Aim of the task:
Give every entry again, word for word.

+===+

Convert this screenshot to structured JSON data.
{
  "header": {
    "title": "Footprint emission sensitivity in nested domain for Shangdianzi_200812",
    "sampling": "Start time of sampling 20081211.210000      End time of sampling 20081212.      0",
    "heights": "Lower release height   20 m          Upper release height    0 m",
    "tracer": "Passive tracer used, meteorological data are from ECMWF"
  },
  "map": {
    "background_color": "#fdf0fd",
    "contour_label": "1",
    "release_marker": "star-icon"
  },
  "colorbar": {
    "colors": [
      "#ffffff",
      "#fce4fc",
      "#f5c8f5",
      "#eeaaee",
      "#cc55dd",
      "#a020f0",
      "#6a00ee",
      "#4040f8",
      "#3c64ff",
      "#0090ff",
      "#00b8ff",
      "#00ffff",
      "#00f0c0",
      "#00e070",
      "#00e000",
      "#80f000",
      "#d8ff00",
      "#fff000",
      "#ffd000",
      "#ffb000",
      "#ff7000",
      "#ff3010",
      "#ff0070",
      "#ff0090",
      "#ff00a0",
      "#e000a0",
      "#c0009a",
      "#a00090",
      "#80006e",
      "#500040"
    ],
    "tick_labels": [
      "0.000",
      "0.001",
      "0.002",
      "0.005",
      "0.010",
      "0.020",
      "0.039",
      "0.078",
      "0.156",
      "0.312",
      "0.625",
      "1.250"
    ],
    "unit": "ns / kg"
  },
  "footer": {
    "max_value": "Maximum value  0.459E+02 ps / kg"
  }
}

+===+

Answer below:
Convert this screenshot to structured JSON data.
{
  "header": {
    "title": "Footprint emission sensitivity in nested domain for Shangdianzi_200812",
    "sampling": "Start time of sampling 20081211.210000      End time of sampling 20081212.      0",
    "heights": "Lower release height   20 m          Upper release height    0 m",
    "tracer": "Passive tracer used, meteorological data are from ECMWF"
  },
  "map": {
    "background_color": "#fdf0fd",
    "contour_label": "1",
    "release_marker": "star-icon"
  },
  "colorbar": {
    "colors": [
      "#ffffff",
      "#fce4fc",
      "#f5c8f5",
      "#eeaaee",
      "#cc55dd",
      "#a020f0",
      "#6a00ee",
      "#4040f8",
      "#3c64ff",
      "#0090ff",
      "#00b8ff",
      "#00ffff",
      "#00f0c0",
      "#00e070",
      "#00e000",
      "#80f000",
      "#d8ff00",
      "#fff000",
      "#ffd000",
      "#ffb000",
      "#ff7000",
      "#ff3010",
      "#ff0070",
      "#ff0090",
      "#ff00a0",
      "#e000a0",
      "#c0009a",
      "#a00090",
      "#80006e",
      "#500040"
    ],
    "tick_labels": [
      "0.000",
      "0.001",
      "0.002",
      "0.005",
      "0.010",
      "0.020",
      "0.039",
      "0.078",
      "0.156",
      "0.312",
      "0.625",
      "1.250"
    ],
    "unit": "ns / kg"
  },
  "footer": {
    "max_value": "Maximum value  0.459E+02 ps / kg"
  }
}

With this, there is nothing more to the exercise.